**TASK:** Return the records, each one exactly as written.

* begin *

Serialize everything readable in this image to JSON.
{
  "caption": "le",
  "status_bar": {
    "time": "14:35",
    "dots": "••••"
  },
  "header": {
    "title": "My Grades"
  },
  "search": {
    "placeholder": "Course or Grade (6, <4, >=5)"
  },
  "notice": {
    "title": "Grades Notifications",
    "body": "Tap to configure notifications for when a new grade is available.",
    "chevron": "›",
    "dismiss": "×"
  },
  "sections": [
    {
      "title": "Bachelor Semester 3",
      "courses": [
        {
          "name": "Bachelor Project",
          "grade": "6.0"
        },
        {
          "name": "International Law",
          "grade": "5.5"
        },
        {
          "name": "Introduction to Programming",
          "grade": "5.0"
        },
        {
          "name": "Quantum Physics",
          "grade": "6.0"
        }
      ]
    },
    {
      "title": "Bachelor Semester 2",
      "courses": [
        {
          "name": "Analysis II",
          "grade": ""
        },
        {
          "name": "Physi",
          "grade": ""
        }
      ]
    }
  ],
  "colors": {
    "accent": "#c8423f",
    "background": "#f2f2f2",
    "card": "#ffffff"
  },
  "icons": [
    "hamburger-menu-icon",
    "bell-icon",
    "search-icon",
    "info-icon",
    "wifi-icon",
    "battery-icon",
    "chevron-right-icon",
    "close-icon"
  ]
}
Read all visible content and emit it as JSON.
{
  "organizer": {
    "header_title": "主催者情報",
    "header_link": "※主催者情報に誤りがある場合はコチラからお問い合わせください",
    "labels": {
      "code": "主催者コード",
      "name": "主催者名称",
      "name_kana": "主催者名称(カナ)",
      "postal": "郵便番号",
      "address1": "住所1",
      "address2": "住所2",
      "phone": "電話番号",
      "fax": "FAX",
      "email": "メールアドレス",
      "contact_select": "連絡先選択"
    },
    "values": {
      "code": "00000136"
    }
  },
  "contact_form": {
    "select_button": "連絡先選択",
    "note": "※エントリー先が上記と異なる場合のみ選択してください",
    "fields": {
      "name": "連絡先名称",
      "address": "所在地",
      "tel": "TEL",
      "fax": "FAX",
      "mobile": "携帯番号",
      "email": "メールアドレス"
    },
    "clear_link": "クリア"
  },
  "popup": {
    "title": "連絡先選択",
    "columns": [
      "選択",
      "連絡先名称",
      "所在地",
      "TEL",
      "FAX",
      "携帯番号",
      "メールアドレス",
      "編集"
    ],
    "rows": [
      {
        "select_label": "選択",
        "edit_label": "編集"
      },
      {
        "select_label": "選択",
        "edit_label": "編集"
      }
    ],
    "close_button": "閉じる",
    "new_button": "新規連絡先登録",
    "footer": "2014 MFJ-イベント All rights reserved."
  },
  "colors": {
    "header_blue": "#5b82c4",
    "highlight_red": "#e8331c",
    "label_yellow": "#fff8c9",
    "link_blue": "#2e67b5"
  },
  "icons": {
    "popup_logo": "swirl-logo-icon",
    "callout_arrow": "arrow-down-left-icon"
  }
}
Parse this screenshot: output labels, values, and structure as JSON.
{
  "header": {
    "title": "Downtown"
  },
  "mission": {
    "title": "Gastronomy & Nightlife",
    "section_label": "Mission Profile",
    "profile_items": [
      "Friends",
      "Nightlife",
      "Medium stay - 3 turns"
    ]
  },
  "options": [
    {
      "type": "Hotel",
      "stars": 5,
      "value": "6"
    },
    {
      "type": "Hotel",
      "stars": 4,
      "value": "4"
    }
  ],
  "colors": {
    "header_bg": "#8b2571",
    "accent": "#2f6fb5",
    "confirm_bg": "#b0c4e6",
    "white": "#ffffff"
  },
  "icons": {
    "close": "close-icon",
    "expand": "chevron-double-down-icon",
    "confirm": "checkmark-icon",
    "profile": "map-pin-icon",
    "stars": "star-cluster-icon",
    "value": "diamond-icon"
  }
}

* end *

**REPLY:**
Serialize everything readable in this image to JSON.
{
  "caption": "le",
  "status_bar": {
    "time": "14:35",
    "dots": "••••"
  },
  "header": {
    "title": "My Grades"
  },
  "search": {
    "placeholder": "Course or Grade (6, <4, >=5)"
  },
  "notice": {
    "title": "Grades Notifications",
    "body": "Tap to configure notifications for when a new grade is available.",
    "chevron": "›",
    "dismiss": "×"
  },
  "sections": [
    {
      "title": "Bachelor Semester 3",
      "courses": [
        {
          "name": "Bachelor Project",
          "grade": "6.0"
        },
        {
          "name": "International Law",
          "grade": "5.5"
        },
        {
          "name": "Introduction to Programming",
          "grade": "5.0"
        },
        {
          "name": "Quantum Physics",
          "grade": "6.0"
        }
      ]
    },
    {
      "title": "Bachelor Semester 2",
      "courses": [
        {
          "name": "Analysis II",
          "grade": ""
        },
        {
          "name": "Physi",
          "grade": ""
        }
      ]
    }
  ],
  "colors": {
    "accent": "#c8423f",
    "background": "#f2f2f2",
    "card": "#ffffff"
  },
  "icons": [
    "hamburger-menu-icon",
    "bell-icon",
    "search-icon",
    "info-icon",
    "wifi-icon",
    "battery-icon",
    "chevron-right-icon",
    "close-icon"
  ]
}
Read all visible content and emit it as JSON.
{
  "organizer": {
    "header_title": "主催者情報",
    "header_link": "※主催者情報に誤りがある場合はコチラからお問い合わせください",
    "labels": {
      "code": "主催者コード",
      "name": "主催者名称",
      "name_kana": "主催者名称(カナ)",
      "postal": "郵便番号",
      "address1": "住所1",
      "address2": "住所2",
      "phone": "電話番号",
      "fax": "FAX",
      "email": "メールアドレス",
      "contact_select": "連絡先選択"
    },
    "values": {
      "code": "00000136"
    }
  },
  "contact_form": {
    "select_button": "連絡先選択",
    "note": "※エントリー先が上記と異なる場合のみ選択してください",
    "fields": {
      "name": "連絡先名称",
      "address": "所在地",
      "tel": "TEL",
      "fax": "FAX",
      "mobile": "携帯番号",
      "email": "メールアドレス"
    },
    "clear_link": "クリア"
  },
  "popup": {
    "title": "連絡先選択",
    "columns": [
      "選択",
      "連絡先名称",
      "所在地",
      "TEL",
      "FAX",
      "携帯番号",
      "メールアドレス",
      "編集"
    ],
    "rows": [
      {
        "select_label": "選択",
        "edit_label": "編集"
      },
      {
        "select_label": "選択",
        "edit_label": "編集"
      }
    ],
    "close_button": "閉じる",
    "new_button": "新規連絡先登録",
    "footer": "2014 MFJ-イベント All rights reserved."
  },
  "colors": {
    "header_blue": "#5b82c4",
    "highlight_red": "#e8331c",
    "label_yellow": "#fff8c9",
    "link_blue": "#2e67b5"
  },
  "icons": {
    "popup_logo": "swirl-logo-icon",
    "callout_arrow": "arrow-down-left-icon"
  }
}
Parse this screenshot: output labels, values, and structure as JSON.
{
  "header": {
    "title": "Downtown"
  },
  "mission": {
    "title": "Gastronomy & Nightlife",
    "section_label": "Mission Profile",
    "profile_items": [
      "Friends",
      "Nightlife",
      "Medium stay - 3 turns"
    ]
  },
  "options": [
    {
      "type": "Hotel",
      "stars": 5,
      "value": "6"
    },
    {
      "type": "Hotel",
      "stars": 4,
      "value": "4"
    }
  ],
  "colors": {
    "header_bg": "#8b2571",
    "accent": "#2f6fb5",
    "confirm_bg": "#b0c4e6",
    "white": "#ffffff"
  },
  "icons": {
    "close": "close-icon",
    "expand": "chevron-double-down-icon",
    "confirm": "checkmark-icon",
    "profile": "map-pin-icon",
    "stars": "star-cluster-icon",
    "value": "diamond-icon"
  }
}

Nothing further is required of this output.